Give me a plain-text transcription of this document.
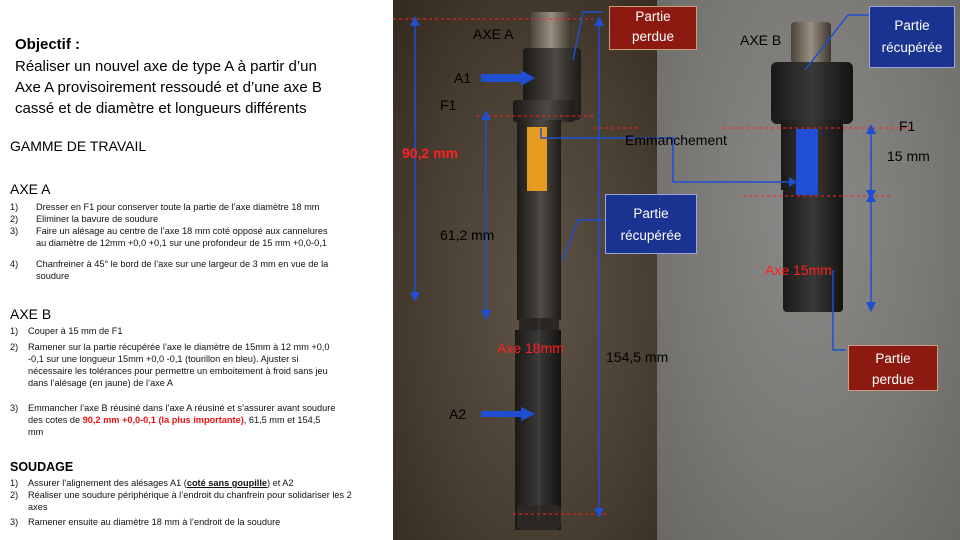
Objectif :
Réaliser un nouvel axe de type A à partir d’un
Axe A provisoirement ressoudé et d’une axe B
cassé et de diamètre et longueurs différents
GAMME DE TRAVAIL
AXE A
1) Dresser en F1 pour conserver toute la partie de l’axe diamètre 18 mm
2) Eliminer la bavure de soudure
3) Faire un alésage au centre de l’axe 18 mm coté opposé aux cannelures
au diamètre de 12mm +0,0 +0,1 sur une profondeur de 15 mm +0,0-0,1
4) Chanfreiner à 45° le bord de l’axe sur une largeur de 3 mm en vue de la
soudure
AXE B
1) Couper à 15 mm de F1
2) Ramener sur la partie récupérée l’axe le diamètre de 15mm à 12 mm +0,0
-0,1 sur une longueur 15mm +0,0 -0,1 (tourillon en bleu). Ajuster si
nécessaire les tolérances pour permettre un emboitement à froid sans jeu
dans l’alésage (en jaune) de l’axe A
3) Emmancher l’axe B réusiné dans l’axe A réusiné et s’assurer avant soudure
des cotes de 90,2 mm +0,0-0,1 (la plus importante), 61,5 mm et 154,5
mm
SOUDAGE
1) Assurer l’alignement des alésages A1 (coté sans goupille) et A2
2) Réaliser une soudure périphérique à l’endroit du chanfrein pour solidariser les 2
axes
3) Ramener ensuite au diamètre 18 mm à l’endroit de la soudure
AXE A	AXE B
A1
F1
F1
Emmanchement
90,2 mm	15 mm
61,2 mm
Axe 15mm
Axe 18mm
154,5 mm
A2
Partie
perdue
Partie
récupérée
Partie
récupérée
Partie
perdue
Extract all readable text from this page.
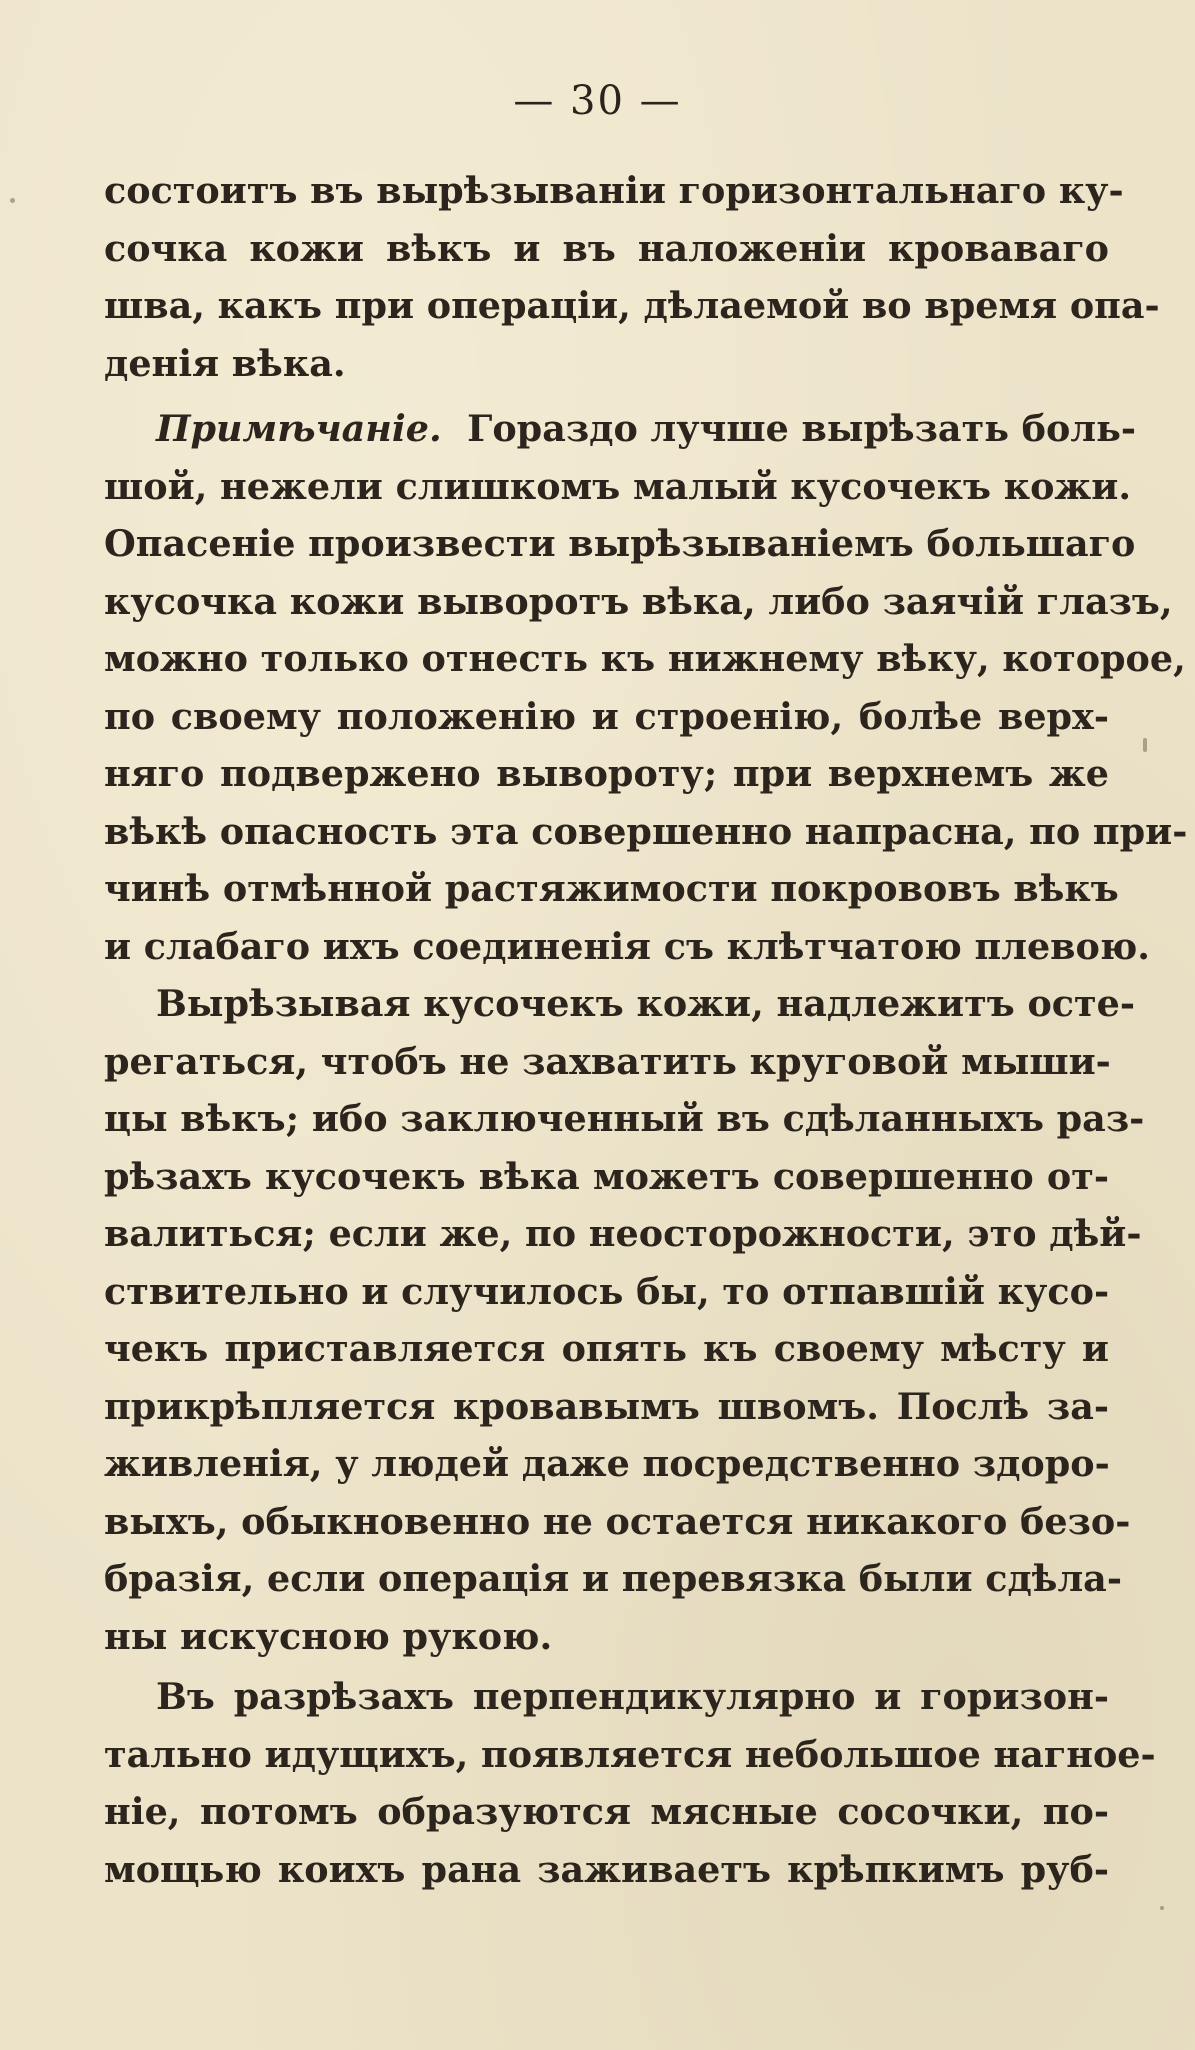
— 30 —
состоитъ въ вырѣзываніи горизонтальнаго ку-
сочка кожи вѣкъ и въ наложеніи кроваваго
шва, какъ при операціи, дѣлаемой во время опа-
денія вѣка.
Примѣчаніе. Гораздо лучше вырѣзать боль-
шой, нежели слишкомъ малый кусочекъ кожи.
Опасеніе произвести вырѣзываніемъ большаго
кусочка кожи выворотъ вѣка, либо заячій глазъ,
можно только отнесть къ нижнему вѣку, которое,
по своему положенію и строенію, болѣе верх-
няго подвержено вывороту; при верхнемъ же
вѣкѣ опасность эта совершенно напрасна, по при-
чинѣ отмѣнной растяжимости покрововъ вѣкъ
и слабаго ихъ соединенія съ клѣтчатою плевою.
Вырѣзывая кусочекъ кожи, надлежитъ осте-
регаться, чтобъ не захватить круговой мыши-
цы вѣкъ; ибо заключенный въ сдѣланныхъ раз-
рѣзахъ кусочекъ вѣка можетъ совершенно от-
валиться; если же, по неосторожности, это дѣй-
ствительно и случилось бы, то отпавшій кусо-
чекъ приставляется опять къ своему мѣсту и
прикрѣпляется кровавымъ швомъ. Послѣ за-
живленія, у людей даже посредственно здоро-
выхъ, обыкновенно не остается никакого безо-
бразія, если операція и перевязка были сдѣла-
ны искусною рукою.
Въ разрѣзахъ перпендикулярно и горизон-
тально идущихъ, появляется небольшое нагное-
ніе, потомъ образуются мясные сосочки, по-
мощью коихъ рана заживаетъ крѣпкимъ руб-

What is required: Where a line contains the string "coté", extract that line.

Solution to this task:
3) Faire un alésage au centre de l’axe 18 mm coté opposé aux cannelures
1) Assurer l’alignement des alésages A1 (coté sans goupille) et A2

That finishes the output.